─── Material supplied

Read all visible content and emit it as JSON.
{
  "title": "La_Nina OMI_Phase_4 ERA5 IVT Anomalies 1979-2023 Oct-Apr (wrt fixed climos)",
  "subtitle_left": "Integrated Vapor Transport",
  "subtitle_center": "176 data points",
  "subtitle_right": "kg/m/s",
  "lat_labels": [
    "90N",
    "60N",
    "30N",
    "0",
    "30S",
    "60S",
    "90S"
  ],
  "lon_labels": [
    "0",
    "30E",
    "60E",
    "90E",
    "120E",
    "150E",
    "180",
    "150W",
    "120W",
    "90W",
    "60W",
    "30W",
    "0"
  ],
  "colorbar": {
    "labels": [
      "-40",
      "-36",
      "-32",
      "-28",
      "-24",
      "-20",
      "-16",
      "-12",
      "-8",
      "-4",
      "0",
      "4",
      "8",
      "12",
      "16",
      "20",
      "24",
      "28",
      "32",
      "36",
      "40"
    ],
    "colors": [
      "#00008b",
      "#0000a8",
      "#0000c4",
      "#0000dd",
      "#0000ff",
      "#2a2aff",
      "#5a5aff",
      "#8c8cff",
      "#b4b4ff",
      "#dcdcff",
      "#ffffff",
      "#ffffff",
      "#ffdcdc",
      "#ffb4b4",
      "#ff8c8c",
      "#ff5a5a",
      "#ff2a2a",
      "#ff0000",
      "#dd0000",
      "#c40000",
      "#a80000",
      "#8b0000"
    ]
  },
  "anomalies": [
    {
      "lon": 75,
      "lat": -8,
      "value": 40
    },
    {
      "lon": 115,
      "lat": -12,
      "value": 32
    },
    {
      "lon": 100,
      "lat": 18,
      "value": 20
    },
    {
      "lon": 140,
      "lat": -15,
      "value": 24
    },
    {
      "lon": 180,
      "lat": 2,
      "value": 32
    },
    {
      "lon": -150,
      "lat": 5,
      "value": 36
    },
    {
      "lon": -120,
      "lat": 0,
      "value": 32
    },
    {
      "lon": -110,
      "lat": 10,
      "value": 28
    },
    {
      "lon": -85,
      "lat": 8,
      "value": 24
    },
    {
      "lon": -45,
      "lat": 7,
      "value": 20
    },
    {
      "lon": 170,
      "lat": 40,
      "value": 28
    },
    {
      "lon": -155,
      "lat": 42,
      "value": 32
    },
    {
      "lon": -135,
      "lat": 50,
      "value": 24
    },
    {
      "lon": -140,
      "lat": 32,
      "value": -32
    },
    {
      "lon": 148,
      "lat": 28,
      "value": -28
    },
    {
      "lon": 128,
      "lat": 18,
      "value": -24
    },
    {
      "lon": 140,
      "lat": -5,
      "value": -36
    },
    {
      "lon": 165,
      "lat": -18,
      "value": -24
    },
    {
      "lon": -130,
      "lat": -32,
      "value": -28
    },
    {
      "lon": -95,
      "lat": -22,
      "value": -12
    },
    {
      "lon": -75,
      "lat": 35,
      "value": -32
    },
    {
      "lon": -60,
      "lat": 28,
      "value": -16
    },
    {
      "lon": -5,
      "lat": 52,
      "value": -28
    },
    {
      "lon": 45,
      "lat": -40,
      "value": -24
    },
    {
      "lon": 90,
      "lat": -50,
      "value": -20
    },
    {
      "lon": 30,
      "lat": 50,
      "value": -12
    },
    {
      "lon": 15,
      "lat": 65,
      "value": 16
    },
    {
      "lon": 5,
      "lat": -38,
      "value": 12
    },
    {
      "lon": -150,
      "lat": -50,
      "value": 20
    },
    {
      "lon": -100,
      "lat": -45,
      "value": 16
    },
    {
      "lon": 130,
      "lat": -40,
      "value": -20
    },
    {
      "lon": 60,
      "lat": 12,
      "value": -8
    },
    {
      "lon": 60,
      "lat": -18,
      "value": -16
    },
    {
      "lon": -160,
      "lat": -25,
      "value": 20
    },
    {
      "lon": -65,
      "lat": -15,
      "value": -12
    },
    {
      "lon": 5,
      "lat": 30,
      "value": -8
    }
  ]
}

──────
─── Material supplied

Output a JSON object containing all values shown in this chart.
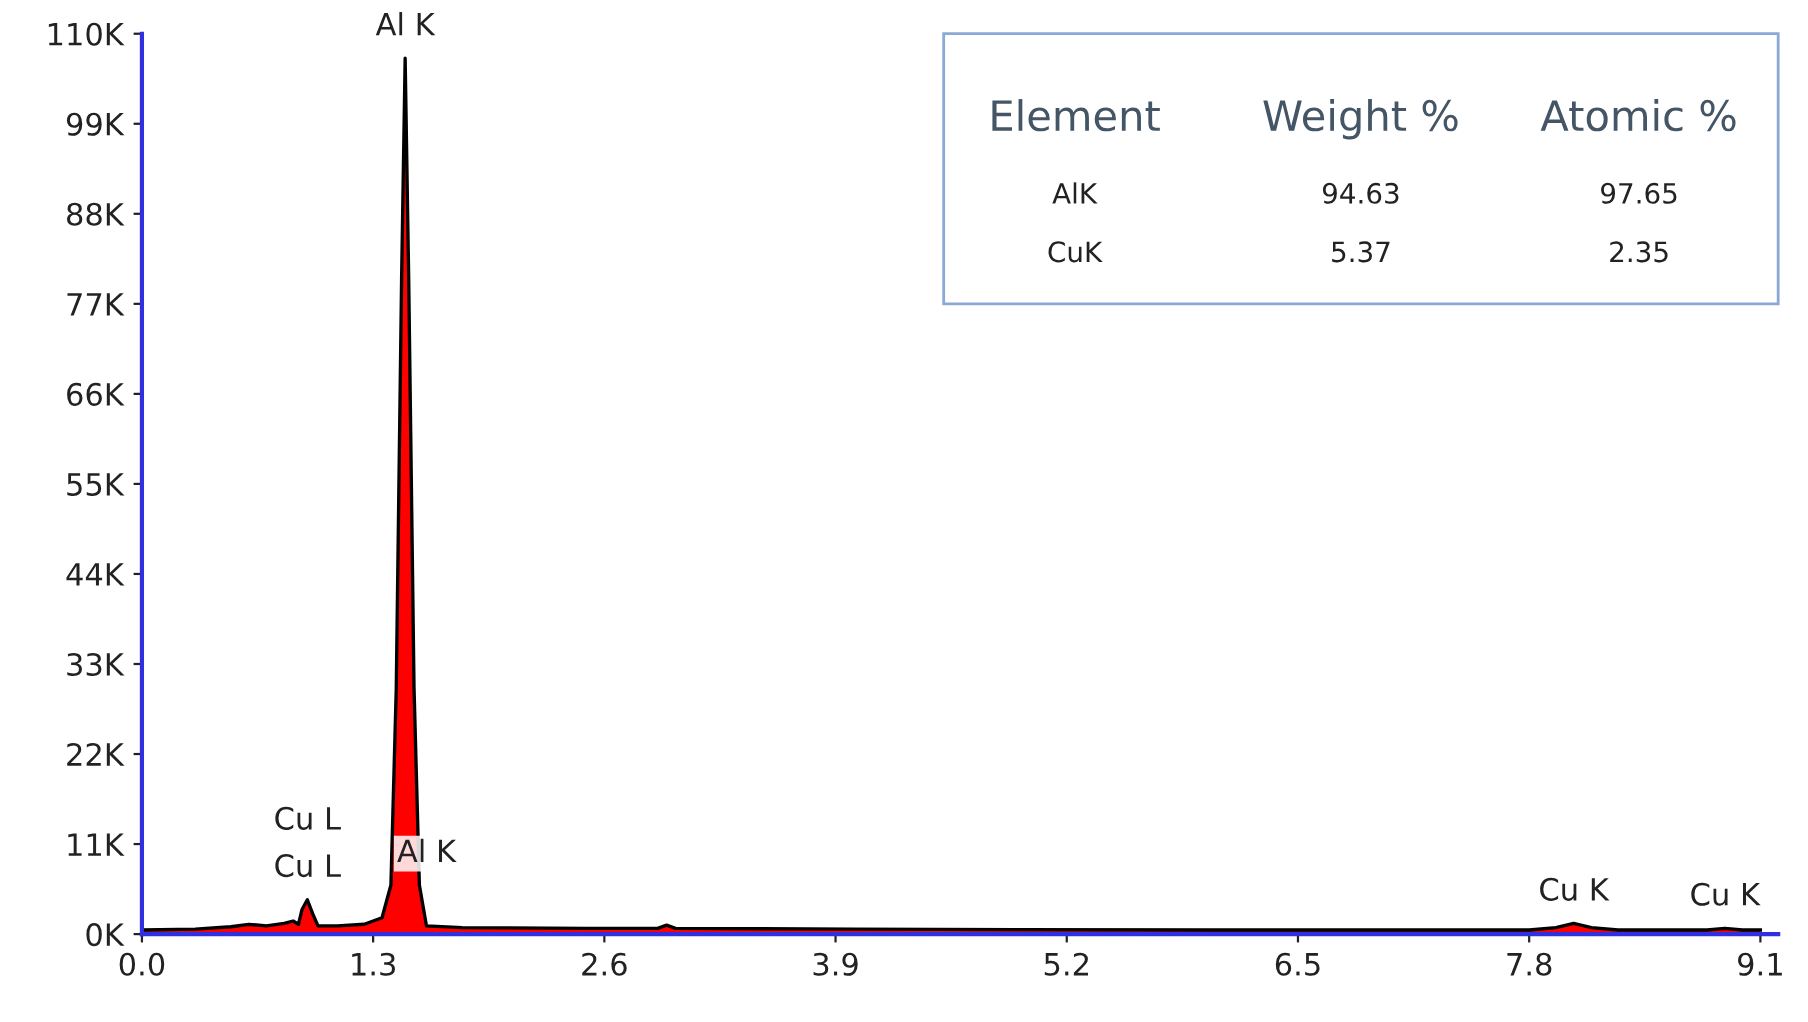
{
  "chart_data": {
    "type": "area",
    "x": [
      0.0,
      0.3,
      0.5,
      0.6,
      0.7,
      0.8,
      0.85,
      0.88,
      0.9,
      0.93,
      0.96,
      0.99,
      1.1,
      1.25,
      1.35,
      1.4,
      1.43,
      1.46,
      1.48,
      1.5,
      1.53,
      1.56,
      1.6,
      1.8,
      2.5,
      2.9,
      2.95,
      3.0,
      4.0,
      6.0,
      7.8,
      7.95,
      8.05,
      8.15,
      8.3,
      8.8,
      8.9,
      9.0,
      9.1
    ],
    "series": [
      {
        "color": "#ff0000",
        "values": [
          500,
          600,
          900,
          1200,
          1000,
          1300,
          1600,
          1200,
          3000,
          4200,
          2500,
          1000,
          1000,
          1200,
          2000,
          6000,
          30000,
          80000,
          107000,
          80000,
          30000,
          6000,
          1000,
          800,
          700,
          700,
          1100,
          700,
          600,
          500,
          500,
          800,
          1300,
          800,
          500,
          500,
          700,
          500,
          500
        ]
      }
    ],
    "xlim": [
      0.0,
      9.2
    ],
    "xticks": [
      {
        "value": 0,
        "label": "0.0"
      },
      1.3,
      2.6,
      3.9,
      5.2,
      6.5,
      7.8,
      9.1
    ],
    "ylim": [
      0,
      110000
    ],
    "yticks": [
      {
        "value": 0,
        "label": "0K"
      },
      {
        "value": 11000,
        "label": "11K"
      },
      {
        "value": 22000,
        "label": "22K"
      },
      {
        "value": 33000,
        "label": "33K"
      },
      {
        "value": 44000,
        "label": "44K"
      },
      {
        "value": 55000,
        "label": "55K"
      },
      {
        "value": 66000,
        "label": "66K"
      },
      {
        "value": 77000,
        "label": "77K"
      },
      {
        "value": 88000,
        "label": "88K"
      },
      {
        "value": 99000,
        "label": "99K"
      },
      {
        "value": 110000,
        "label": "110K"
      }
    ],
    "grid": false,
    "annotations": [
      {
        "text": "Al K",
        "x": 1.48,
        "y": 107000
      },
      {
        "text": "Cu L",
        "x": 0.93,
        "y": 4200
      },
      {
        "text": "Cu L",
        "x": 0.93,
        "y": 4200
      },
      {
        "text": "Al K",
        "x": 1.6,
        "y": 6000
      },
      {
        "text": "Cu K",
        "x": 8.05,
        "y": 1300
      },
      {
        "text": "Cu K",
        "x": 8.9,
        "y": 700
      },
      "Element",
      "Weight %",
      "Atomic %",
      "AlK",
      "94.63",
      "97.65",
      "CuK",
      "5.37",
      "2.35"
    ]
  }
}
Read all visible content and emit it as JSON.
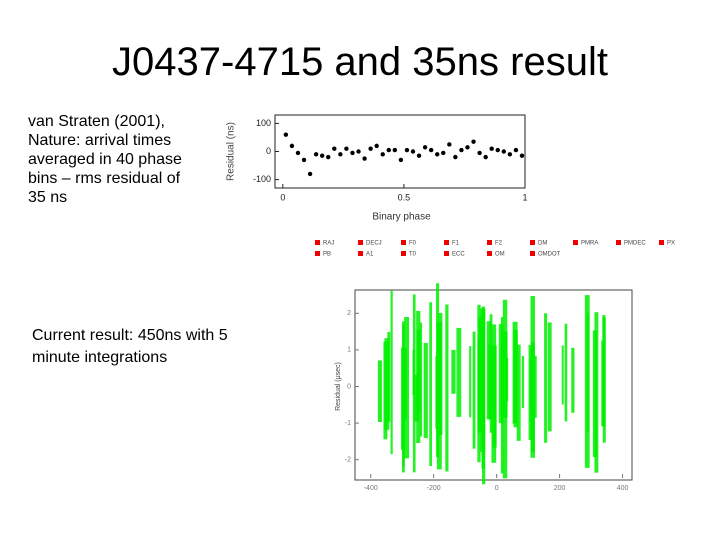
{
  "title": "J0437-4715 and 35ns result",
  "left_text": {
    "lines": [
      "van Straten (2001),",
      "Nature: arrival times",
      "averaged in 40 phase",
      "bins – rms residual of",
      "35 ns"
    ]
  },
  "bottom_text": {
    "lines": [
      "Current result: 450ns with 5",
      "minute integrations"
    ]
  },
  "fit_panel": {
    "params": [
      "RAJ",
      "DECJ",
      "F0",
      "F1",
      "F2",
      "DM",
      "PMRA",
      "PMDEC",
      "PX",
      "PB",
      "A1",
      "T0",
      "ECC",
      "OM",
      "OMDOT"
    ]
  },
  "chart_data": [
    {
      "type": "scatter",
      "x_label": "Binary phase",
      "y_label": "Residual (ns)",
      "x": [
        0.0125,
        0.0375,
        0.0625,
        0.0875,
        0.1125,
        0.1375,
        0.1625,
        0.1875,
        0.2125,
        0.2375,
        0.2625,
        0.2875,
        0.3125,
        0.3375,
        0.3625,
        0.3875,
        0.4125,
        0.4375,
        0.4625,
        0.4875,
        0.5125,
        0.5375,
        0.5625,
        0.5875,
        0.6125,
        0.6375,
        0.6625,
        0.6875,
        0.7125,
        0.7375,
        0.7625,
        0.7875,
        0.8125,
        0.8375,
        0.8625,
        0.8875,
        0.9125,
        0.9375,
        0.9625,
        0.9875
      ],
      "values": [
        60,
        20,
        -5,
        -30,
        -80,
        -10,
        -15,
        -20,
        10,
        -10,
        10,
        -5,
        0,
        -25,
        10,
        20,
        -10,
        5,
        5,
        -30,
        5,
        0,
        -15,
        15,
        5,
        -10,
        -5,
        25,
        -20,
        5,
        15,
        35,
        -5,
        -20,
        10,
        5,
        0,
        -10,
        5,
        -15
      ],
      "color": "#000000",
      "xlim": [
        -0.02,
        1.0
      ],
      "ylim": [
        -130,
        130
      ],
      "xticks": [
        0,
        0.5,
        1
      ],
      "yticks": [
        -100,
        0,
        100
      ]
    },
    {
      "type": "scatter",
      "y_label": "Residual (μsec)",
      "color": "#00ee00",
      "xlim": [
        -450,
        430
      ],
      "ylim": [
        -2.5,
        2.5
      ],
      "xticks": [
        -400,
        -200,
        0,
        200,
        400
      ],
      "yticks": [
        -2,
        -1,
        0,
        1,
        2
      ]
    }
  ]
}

──────

Task brief
From the listing above, copy out each line where the word "values" appears.

Task result
Output a JSON object containing all values shown in this chart.
        "values": [
      "values": [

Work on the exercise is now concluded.